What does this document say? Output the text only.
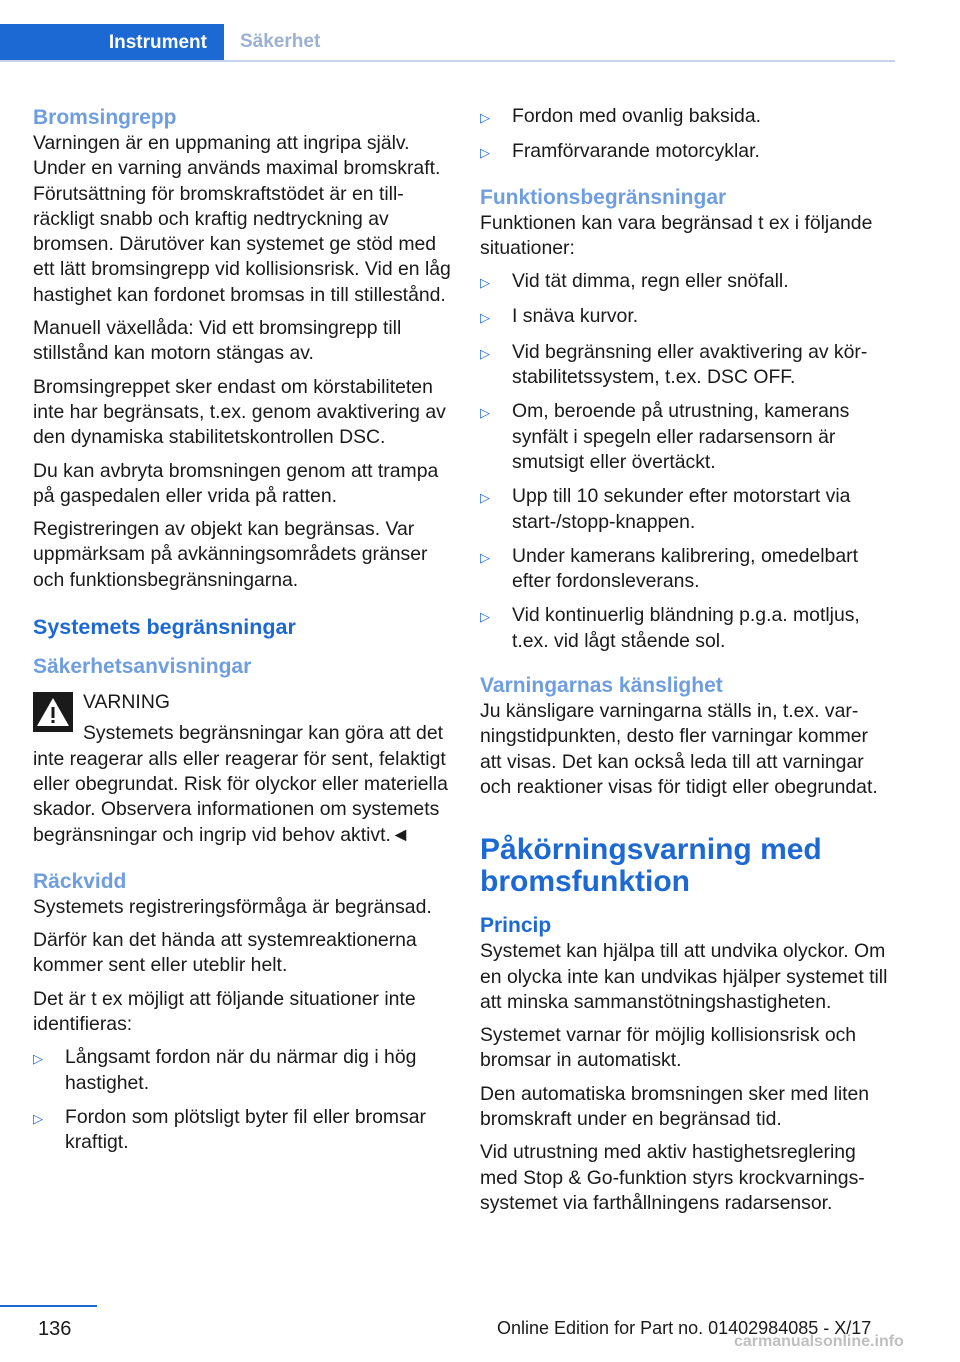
Instrument	Säkerhet
Bromsingrepp

Varningen är en uppmaning att ingripa själv. Under en varning används maximal bromskraft. Förutsättning för bromskraftstödet är en tillräckligt snabb och kraftig nedtryckning av bromsen. Därutöver kan systemet ge stöd med ett lätt bromsingrepp vid kollisionsrisk. Vid en låg hastighet kan fordonet bromsas in till stillestånd.

Manuell växellåda: Vid ett bromsingrepp till stillstånd kan motorn stängas av.

Bromsingreppet sker endast om körstabiliteten inte har begränsats, t.ex. genom avaktivering av den dynamiska stabilitetskontrollen DSC.

Du kan avbryta bromsningen genom att trampa på gaspedalen eller vrida på ratten.

Registreringen av objekt kan begränsas. Var uppmärksam på avkänningsområdets gränser och funktionsbegränsningarna.

Systemets begränsningar
Säkerhetsanvisningar
VARNING

Systemets begränsningar kan göra att det inte reagerar alls eller reagerar för sent, felaktigt eller obegrundat. Risk för olyckor eller materiella skador. Observera informationen om systemets begränsningar och ingrip vid behov aktivt.◄

Räckvidd

Systemets registreringsförmåga är begränsad.

Därför kan det hända att systemreaktionerna kommer sent eller uteblir helt.

Det är t ex möjligt att följande situationer inte identifieras:

▷	Långsamt fordon när du närmar dig i hög hastighet.
▷	Fordon som plötsligt byter fil eller bromsar kraftigt.
▷	Fordon med ovanlig baksida.
▷	Framförvarande motorcyklar.
Funktionsbegränsningar

Funktionen kan vara begränsad t ex i följande situationer:

▷	Vid tät dimma, regn eller snöfall.
▷	I snäva kurvor.
▷	Vid begränsning eller avaktivering av körstabilitetssystem, t.ex. DSC OFF.
▷	Om, beroende på utrustning, kamerans synfält i spegeln eller radarsensorn är smutsigt eller övertäckt.
▷	Upp till 10 sekunder efter motorstart via start-/stopp-knappen.
▷	Under kamerans kalibrering, omedelbart efter fordonsleverans.
▷	Vid kontinuerlig bländning p.g.a. motljus, t.ex. vid lågt stående sol.
Varningarnas känslighet

Ju känsligare varningarna ställs in, t.ex. varningstidpunkten, desto fler varningar kommer att visas. Det kan också leda till att varningar och reaktioner visas för tidigt eller obegrundat.

Påkörningsvarning med bromsfunktion
Princip

Systemet kan hjälpa till att undvika olyckor. Om en olycka inte kan undvikas hjälper systemet till att minska sammanstötningshastigheten.

Systemet varnar för möjlig kollisionsrisk och bromsar in automatiskt.

Den automatiska bromsningen sker med liten bromskraft under en begränsad tid.

Vid utrustning med aktiv hastighetsreglering med Stop & Go-funktion styrs krockvarningssystemet via farthållningens radarsensor.

136	Online Edition for Part no. 01402984085 - X/17
carmanualsonline.info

____________________

* _Problem to solve_:
If an entry contains an image, skip the image and return the rest of the listing unchanged.

* _Task solution_:
What does this document say? Output the text only.
Instrument	Säkerhet
Bromsingrepp

Varningen är en uppmaning att ingripa själv. Under en varning används maximal bromskraft. Förutsättning för bromskraftstödet är en tillräckligt snabb och kraftig nedtryckning av bromsen. Därutöver kan systemet ge stöd med ett lätt bromsingrepp vid kollisionsrisk. Vid en låg hastighet kan fordonet bromsas in till stillestånd.

Manuell växellåda: Vid ett bromsingrepp till stillstånd kan motorn stängas av.

Bromsingreppet sker endast om körstabiliteten inte har begränsats, t.ex. genom avaktivering av den dynamiska stabilitetskontrollen DSC.

Du kan avbryta bromsningen genom att trampa på gaspedalen eller vrida på ratten.

Registreringen av objekt kan begränsas. Var uppmärksam på avkänningsområdets gränser och funktionsbegränsningarna.

Systemets begränsningar
Säkerhetsanvisningar
VARNING

Systemets begränsningar kan göra att det inte reagerar alls eller reagerar för sent, felaktigt eller obegrundat. Risk för olyckor eller materiella skador. Observera informationen om systemets begränsningar och ingrip vid behov aktivt.◄

Räckvidd

Systemets registreringsförmåga är begränsad.

Därför kan det hända att systemreaktionerna kommer sent eller uteblir helt.

Det är t ex möjligt att följande situationer inte identifieras:

▷	Långsamt fordon när du närmar dig i hög hastighet.
▷	Fordon som plötsligt byter fil eller bromsar kraftigt.
▷	Fordon med ovanlig baksida.
▷	Framförvarande motorcyklar.
Funktionsbegränsningar

Funktionen kan vara begränsad t ex i följande situationer:

▷	Vid tät dimma, regn eller snöfall.
▷	I snäva kurvor.
▷	Vid begränsning eller avaktivering av körstabilitetssystem, t.ex. DSC OFF.
▷	Om, beroende på utrustning, kamerans synfält i spegeln eller radarsensorn är smutsigt eller övertäckt.
▷	Upp till 10 sekunder efter motorstart via start-/stopp-knappen.
▷	Under kamerans kalibrering, omedelbart efter fordonsleverans.
▷	Vid kontinuerlig bländning p.g.a. motljus, t.ex. vid lågt stående sol.
Varningarnas känslighet

Ju känsligare varningarna ställs in, t.ex. varningstidpunkten, desto fler varningar kommer att visas. Det kan också leda till att varningar och reaktioner visas för tidigt eller obegrundat.

Påkörningsvarning med bromsfunktion
Princip

Systemet kan hjälpa till att undvika olyckor. Om en olycka inte kan undvikas hjälper systemet till att minska sammanstötningshastigheten.

Systemet varnar för möjlig kollisionsrisk och bromsar in automatiskt.

Den automatiska bromsningen sker med liten bromskraft under en begränsad tid.

Vid utrustning med aktiv hastighetsreglering med Stop & Go-funktion styrs krockvarningssystemet via farthållningens radarsensor.

136	Online Edition for Part no. 01402984085 - X/17
carmanualsonline.info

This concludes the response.